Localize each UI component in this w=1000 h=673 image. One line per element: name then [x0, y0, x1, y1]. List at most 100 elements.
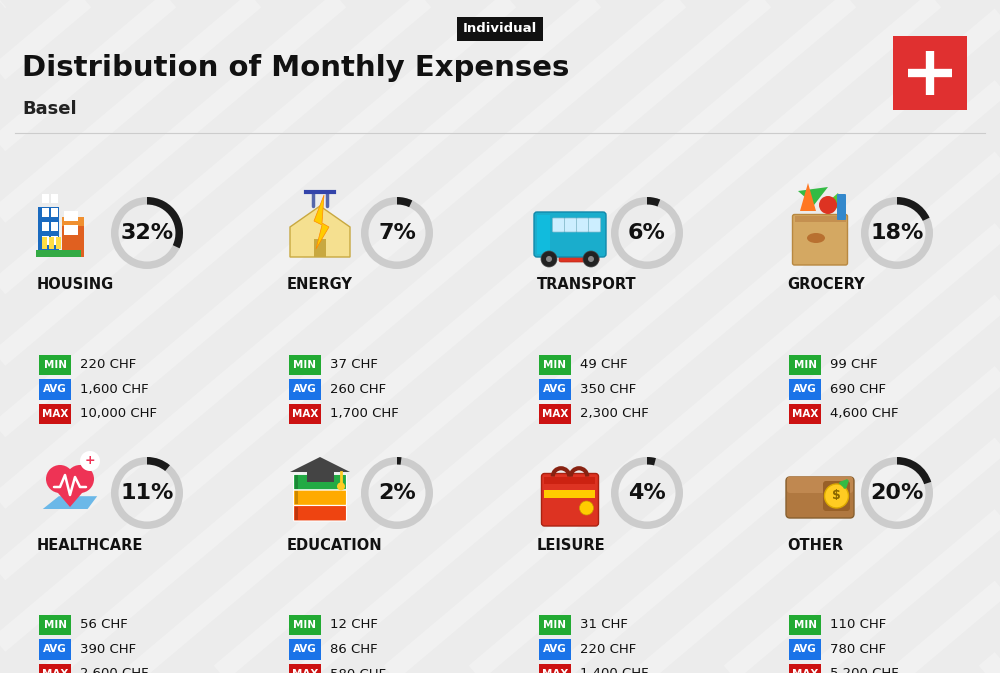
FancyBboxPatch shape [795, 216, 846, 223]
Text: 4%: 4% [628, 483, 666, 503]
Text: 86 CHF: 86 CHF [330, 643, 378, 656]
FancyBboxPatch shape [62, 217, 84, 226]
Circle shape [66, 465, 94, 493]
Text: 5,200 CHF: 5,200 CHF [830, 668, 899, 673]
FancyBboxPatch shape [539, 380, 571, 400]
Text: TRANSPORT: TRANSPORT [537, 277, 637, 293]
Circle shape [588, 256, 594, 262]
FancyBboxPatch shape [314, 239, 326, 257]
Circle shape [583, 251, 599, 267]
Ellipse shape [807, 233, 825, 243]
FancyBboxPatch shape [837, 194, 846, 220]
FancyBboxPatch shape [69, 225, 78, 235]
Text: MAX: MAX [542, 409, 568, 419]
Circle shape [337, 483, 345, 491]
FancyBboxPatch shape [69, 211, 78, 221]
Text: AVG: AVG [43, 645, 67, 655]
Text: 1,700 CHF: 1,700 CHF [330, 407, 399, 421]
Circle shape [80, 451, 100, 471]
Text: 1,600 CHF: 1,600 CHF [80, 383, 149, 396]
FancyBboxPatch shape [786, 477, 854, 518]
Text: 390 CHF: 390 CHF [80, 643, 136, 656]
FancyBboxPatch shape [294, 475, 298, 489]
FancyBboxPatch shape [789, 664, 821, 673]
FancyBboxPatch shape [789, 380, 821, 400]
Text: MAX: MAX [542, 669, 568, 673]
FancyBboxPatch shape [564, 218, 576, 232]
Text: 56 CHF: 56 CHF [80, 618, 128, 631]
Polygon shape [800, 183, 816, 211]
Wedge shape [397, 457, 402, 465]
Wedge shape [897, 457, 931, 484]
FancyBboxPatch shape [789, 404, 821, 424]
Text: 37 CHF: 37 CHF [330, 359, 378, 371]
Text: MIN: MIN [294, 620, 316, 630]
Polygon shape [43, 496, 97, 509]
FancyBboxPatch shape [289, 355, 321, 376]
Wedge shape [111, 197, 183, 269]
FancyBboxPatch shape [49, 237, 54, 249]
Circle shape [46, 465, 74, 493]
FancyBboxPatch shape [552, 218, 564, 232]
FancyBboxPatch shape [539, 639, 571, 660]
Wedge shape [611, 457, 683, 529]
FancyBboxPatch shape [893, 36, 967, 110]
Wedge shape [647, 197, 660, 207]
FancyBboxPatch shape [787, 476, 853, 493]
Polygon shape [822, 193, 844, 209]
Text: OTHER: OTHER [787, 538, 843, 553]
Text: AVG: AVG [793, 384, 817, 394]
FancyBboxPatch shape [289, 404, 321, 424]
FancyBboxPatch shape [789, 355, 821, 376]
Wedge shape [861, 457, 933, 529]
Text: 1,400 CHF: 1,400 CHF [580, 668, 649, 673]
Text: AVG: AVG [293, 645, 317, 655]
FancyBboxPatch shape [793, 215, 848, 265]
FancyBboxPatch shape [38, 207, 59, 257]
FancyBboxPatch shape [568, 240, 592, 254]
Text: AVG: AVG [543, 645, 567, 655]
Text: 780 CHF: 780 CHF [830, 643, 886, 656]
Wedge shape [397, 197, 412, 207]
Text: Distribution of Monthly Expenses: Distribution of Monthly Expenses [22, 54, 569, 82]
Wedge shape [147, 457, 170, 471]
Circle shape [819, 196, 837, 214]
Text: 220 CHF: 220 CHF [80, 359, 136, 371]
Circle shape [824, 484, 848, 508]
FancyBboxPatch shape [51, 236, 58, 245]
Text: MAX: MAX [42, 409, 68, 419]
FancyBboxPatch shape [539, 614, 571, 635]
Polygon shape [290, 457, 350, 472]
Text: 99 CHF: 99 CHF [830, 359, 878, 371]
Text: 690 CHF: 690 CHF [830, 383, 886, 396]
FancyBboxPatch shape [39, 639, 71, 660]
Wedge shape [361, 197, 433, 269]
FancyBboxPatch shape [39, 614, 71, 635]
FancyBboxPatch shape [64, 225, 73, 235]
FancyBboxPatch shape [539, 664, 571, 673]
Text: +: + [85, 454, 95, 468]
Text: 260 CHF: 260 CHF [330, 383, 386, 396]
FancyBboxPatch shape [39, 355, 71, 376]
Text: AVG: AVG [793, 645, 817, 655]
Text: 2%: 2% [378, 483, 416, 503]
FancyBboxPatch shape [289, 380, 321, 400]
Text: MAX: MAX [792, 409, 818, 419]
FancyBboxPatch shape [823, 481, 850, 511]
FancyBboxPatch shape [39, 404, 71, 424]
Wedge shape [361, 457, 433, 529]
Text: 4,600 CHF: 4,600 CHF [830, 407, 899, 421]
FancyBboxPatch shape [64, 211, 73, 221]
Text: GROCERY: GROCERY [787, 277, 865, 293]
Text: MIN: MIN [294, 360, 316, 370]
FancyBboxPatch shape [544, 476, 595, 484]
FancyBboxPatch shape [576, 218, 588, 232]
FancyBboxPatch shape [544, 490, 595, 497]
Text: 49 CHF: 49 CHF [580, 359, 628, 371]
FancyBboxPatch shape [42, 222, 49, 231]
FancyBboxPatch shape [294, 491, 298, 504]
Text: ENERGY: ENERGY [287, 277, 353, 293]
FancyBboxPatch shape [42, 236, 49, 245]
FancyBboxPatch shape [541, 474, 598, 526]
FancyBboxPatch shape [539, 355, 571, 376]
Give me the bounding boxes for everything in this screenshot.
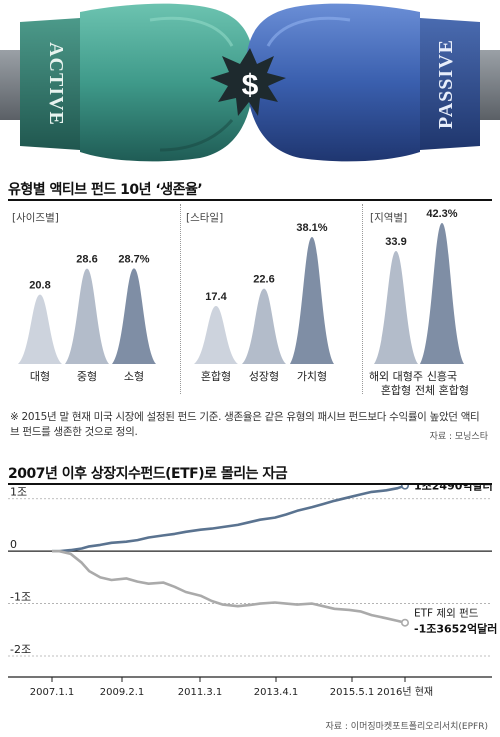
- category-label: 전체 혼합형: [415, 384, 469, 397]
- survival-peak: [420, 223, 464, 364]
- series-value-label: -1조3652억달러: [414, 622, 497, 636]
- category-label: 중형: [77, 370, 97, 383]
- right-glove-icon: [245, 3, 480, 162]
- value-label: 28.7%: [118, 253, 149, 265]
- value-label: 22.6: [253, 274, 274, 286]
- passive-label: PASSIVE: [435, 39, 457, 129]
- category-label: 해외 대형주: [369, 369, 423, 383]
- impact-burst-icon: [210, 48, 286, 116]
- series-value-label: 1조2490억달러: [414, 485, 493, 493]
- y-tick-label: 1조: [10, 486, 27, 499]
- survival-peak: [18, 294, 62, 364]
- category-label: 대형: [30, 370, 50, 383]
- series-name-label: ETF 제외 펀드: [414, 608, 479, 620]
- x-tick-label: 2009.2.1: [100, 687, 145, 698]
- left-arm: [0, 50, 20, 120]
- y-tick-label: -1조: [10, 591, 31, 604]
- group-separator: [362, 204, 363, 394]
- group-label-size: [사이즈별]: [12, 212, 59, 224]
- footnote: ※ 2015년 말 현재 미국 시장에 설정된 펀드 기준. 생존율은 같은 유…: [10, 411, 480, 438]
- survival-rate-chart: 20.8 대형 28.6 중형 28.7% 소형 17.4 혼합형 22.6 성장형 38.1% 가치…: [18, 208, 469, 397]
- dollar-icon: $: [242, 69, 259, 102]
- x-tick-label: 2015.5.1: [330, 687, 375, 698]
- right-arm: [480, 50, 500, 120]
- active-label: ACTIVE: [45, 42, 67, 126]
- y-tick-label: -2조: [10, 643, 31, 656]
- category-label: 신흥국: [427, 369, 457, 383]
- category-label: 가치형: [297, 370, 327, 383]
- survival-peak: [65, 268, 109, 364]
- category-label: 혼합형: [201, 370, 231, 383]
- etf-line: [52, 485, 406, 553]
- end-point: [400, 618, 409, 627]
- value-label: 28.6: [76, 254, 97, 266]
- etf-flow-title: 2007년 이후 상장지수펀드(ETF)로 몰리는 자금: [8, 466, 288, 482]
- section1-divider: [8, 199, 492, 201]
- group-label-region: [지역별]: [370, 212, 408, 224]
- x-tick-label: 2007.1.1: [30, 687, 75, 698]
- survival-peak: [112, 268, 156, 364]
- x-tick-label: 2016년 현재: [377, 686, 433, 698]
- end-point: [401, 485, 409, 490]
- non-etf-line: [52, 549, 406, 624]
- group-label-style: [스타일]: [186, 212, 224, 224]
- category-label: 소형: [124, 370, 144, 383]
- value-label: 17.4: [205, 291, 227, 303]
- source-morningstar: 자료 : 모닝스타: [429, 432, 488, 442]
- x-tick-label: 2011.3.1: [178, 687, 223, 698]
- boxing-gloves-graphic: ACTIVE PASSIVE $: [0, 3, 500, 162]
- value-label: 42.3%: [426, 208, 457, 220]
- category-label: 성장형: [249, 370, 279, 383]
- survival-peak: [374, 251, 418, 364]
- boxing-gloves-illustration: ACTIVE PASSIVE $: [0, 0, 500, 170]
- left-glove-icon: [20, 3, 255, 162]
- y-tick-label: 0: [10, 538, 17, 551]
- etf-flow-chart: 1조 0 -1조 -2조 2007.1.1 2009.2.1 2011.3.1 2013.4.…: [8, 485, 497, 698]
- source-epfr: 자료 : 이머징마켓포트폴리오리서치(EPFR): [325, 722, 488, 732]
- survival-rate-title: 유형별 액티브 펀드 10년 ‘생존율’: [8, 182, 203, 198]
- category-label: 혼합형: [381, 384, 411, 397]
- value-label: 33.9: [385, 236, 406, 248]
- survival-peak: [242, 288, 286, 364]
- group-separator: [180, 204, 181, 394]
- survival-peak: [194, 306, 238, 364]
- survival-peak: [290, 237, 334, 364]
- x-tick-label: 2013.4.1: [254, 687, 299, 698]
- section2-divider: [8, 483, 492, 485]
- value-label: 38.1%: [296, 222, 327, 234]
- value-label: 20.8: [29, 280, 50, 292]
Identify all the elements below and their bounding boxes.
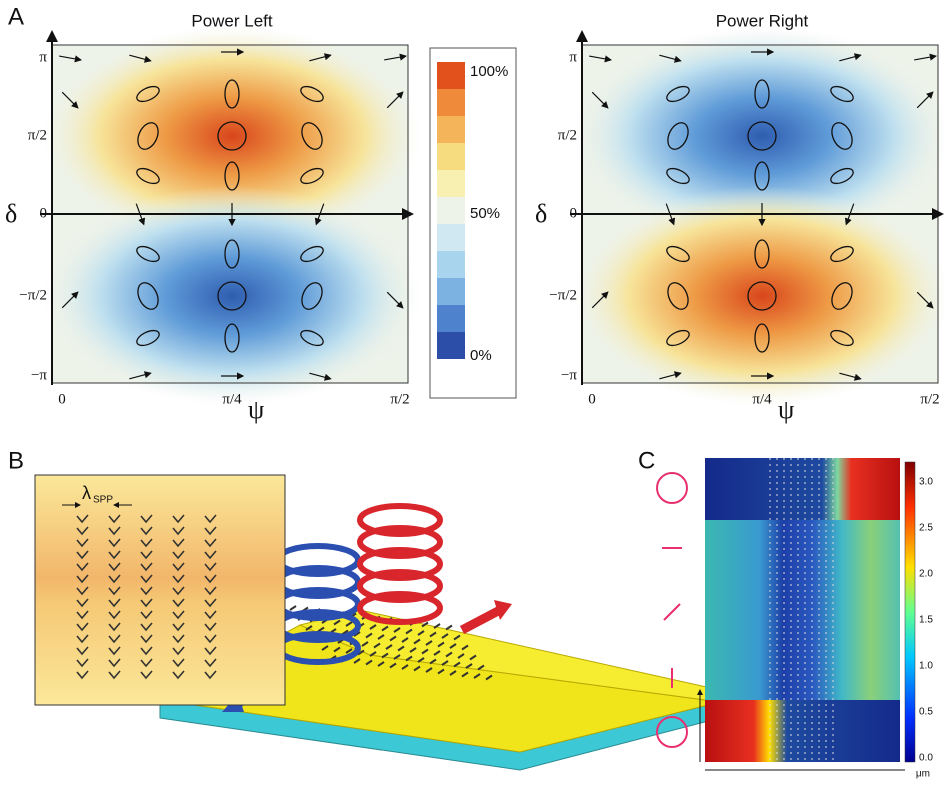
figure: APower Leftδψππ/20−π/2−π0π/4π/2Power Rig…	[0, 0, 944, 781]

================================

• PROBLEM TO WORK ON:
Reproduce verbatim the lines from the one containing "- category-label: 전체" through the one containing "- footnote: ※", including both of those lines.

• IN RESPONSE:
- category-label: 전체 혼합형: [415, 384, 469, 397]
- survival-peak: [420, 223, 464, 364]
- series-value-label: -1조3652억달러: [414, 622, 497, 636]
- category-label: 중형: [77, 370, 97, 383]
- right-glove-icon: [245, 3, 480, 162]
- value-label: 28.7%: [118, 253, 149, 265]
- value-label: 22.6: [253, 274, 274, 286]
- passive-label: PASSIVE: [435, 39, 457, 129]
- category-label: 해외 대형주: [369, 369, 423, 383]
- impact-burst-icon: [210, 48, 286, 116]
- series-value-label: 1조2490억달러: [414, 485, 493, 493]
- y-tick-label: 1조: [10, 486, 27, 499]
- survival-peak: [18, 294, 62, 364]
- category-label: 대형: [30, 370, 50, 383]
- series-name-label: ETF 제외 펀드: [414, 608, 479, 620]
- x-tick-label: 2009.2.1: [100, 687, 145, 698]
- left-arm: [0, 50, 20, 120]
- y-tick-label: -1조: [10, 591, 31, 604]
- group-separator: [362, 204, 363, 394]
- group-label-size: [사이즈별]: [12, 212, 59, 224]
- footnote: ※ 2015년 말 현재 미국 시장에 설정된 펀드 기준. 생존율은 같은 유…: [10, 411, 480, 438]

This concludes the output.